Dataset rows:
· · · ·
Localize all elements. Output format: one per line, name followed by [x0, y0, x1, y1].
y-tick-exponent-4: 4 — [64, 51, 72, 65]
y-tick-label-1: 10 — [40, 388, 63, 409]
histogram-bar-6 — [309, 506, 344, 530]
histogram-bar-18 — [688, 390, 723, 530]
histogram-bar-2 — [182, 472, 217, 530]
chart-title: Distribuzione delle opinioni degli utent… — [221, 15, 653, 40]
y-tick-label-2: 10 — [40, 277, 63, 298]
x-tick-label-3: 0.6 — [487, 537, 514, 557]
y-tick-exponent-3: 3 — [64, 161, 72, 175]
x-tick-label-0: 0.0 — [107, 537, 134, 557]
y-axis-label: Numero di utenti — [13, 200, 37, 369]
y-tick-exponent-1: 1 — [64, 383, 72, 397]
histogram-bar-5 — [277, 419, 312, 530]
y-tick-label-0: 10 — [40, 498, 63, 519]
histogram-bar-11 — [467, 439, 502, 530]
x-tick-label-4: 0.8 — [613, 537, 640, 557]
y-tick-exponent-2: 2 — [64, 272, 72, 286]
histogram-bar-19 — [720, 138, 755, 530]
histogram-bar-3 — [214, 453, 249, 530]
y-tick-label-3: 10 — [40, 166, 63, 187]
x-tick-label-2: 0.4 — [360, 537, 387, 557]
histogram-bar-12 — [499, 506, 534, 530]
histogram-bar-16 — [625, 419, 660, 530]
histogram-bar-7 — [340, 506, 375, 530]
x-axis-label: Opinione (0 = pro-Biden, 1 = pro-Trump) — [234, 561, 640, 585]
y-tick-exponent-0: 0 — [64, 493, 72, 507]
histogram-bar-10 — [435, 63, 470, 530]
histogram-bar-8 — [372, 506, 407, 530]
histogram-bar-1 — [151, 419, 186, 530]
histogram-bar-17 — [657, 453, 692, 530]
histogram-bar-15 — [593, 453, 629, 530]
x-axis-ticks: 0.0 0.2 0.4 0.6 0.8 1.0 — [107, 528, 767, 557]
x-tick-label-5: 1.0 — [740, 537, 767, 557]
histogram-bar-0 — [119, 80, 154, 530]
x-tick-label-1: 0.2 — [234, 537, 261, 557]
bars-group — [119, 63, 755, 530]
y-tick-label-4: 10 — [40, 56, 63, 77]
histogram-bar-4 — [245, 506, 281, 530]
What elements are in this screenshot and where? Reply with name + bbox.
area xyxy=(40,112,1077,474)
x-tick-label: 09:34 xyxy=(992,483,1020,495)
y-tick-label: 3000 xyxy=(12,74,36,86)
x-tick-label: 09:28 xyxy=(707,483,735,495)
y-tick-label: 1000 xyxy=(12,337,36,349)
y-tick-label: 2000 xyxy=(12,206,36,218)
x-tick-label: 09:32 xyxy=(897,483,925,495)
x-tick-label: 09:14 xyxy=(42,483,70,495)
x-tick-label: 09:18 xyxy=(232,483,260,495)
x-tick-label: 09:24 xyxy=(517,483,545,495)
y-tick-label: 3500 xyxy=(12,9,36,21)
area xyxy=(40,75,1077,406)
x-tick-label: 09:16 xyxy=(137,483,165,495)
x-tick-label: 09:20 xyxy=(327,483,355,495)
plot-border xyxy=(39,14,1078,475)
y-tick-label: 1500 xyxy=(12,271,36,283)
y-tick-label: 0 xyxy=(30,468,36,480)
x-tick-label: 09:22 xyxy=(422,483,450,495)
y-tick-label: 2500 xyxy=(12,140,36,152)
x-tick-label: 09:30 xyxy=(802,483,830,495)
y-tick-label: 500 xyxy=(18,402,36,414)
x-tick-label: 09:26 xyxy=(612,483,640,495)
· · · ·
**TASK DESCRIPTION:** Rewrite every one of the rows above as a numbered list, omitting any blank lines.

**TASK RESULT:**
1. Localize all elements. Output format: one per line, name followed by [x0, y0, x1, y1].
2. y-tick-exponent-4: 4 — [64, 51, 72, 65]
3. y-tick-label-1: 10 — [40, 388, 63, 409]
4. histogram-bar-6 — [309, 506, 344, 530]
5. histogram-bar-18 — [688, 390, 723, 530]
6. histogram-bar-2 — [182, 472, 217, 530]
7. chart-title: Distribuzione delle opinioni degli utent… — [221, 15, 653, 40]
8. y-tick-label-2: 10 — [40, 277, 63, 298]
9. x-tick-label-3: 0.6 — [487, 537, 514, 557]
10. y-tick-exponent-3: 3 — [64, 161, 72, 175]
11. x-tick-label-0: 0.0 — [107, 537, 134, 557]
12. y-axis-label: Numero di utenti — [13, 200, 37, 369]
13. y-tick-exponent-1: 1 — [64, 383, 72, 397]
14. histogram-bar-5 — [277, 419, 312, 530]
15. y-tick-label-0: 10 — [40, 498, 63, 519]
16. histogram-bar-11 — [467, 439, 502, 530]
17. x-tick-label-4: 0.8 — [613, 537, 640, 557]
18. y-tick-exponent-2: 2 — [64, 272, 72, 286]
19. histogram-bar-19 — [720, 138, 755, 530]
20. histogram-bar-3 — [214, 453, 249, 530]
21. y-tick-label-3: 10 — [40, 166, 63, 187]
22. x-tick-label-2: 0.4 — [360, 537, 387, 557]
23. histogram-bar-12 — [499, 506, 534, 530]
24. histogram-bar-16 — [625, 419, 660, 530]
25. histogram-bar-7 — [340, 506, 375, 530]
26. x-axis-label: Opinione (0 = pro-Biden, 1 = pro-Trump) — [234, 561, 640, 585]
27. y-tick-exponent-0: 0 — [64, 493, 72, 507]
28. histogram-bar-10 — [435, 63, 470, 530]
29. histogram-bar-8 — [372, 506, 407, 530]
30. histogram-bar-1 — [151, 419, 186, 530]
31. histogram-bar-17 — [657, 453, 692, 530]
32. histogram-bar-15 — [593, 453, 629, 530]
33. x-axis-ticks: 0.0 0.2 0.4 0.6 0.8 1.0 — [107, 528, 767, 557]
34. x-tick-label-5: 1.0 — [740, 537, 767, 557]
35. histogram-bar-0 — [119, 80, 154, 530]
36. x-tick-label-1: 0.2 — [234, 537, 261, 557]
37. bars-group — [119, 63, 755, 530]
38. y-tick-label-4: 10 — [40, 56, 63, 77]
39. histogram-bar-4 — [245, 506, 281, 530]
40. What elements are in this screenshot and where? Reply with name + bbox.
41. area xyxy=(40,112,1077,474)
42. x-tick-label: 09:34 xyxy=(992,483,1020,495)
43. y-tick-label: 3000 xyxy=(12,74,36,86)
44. x-tick-label: 09:28 xyxy=(707,483,735,495)
45. y-tick-label: 1000 xyxy=(12,337,36,349)
46. y-tick-label: 2000 xyxy=(12,206,36,218)
47. x-tick-label: 09:32 xyxy=(897,483,925,495)
48. x-tick-label: 09:14 xyxy=(42,483,70,495)
49. x-tick-label: 09:18 xyxy=(232,483,260,495)
50. x-tick-label: 09:24 xyxy=(517,483,545,495)
51. y-tick-label: 3500 xyxy=(12,9,36,21)
52. area xyxy=(40,75,1077,406)
53. x-tick-label: 09:16 xyxy=(137,483,165,495)
54. x-tick-label: 09:20 xyxy=(327,483,355,495)
55. plot-border xyxy=(39,14,1078,475)
56. y-tick-label: 1500 xyxy=(12,271,36,283)
57. y-tick-label: 0 xyxy=(30,468,36,480)
58. x-tick-label: 09:22 xyxy=(422,483,450,495)
59. y-tick-label: 2500 xyxy=(12,140,36,152)
60. x-tick-label: 09:30 xyxy=(802,483,830,495)
61. y-tick-label: 500 xyxy=(18,402,36,414)
62. x-tick-label: 09:26 xyxy=(612,483,640,495)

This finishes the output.